(Direction)
Print the listing that follows, character for character.

************

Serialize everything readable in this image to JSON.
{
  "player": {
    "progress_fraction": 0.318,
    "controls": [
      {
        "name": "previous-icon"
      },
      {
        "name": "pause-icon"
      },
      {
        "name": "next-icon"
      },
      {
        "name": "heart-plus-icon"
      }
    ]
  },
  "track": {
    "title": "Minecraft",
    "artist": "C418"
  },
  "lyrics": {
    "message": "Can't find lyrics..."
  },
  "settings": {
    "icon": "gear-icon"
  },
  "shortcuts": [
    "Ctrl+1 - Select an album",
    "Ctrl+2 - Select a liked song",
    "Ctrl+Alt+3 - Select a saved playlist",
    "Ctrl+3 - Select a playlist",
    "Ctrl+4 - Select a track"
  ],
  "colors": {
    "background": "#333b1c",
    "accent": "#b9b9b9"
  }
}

************

(The reply)
Serialize everything readable in this image to JSON.
{
  "player": {
    "progress_fraction": 0.318,
    "controls": [
      {
        "name": "previous-icon"
      },
      {
        "name": "pause-icon"
      },
      {
        "name": "next-icon"
      },
      {
        "name": "heart-plus-icon"
      }
    ]
  },
  "track": {
    "title": "Minecraft",
    "artist": "C418"
  },
  "lyrics": {
    "message": "Can't find lyrics..."
  },
  "settings": {
    "icon": "gear-icon"
  },
  "shortcuts": [
    "Ctrl+1 - Select an album",
    "Ctrl+2 - Select a liked song",
    "Ctrl+Alt+3 - Select a saved playlist",
    "Ctrl+3 - Select a playlist",
    "Ctrl+4 - Select a track"
  ],
  "colors": {
    "background": "#333b1c",
    "accent": "#b9b9b9"
  }
}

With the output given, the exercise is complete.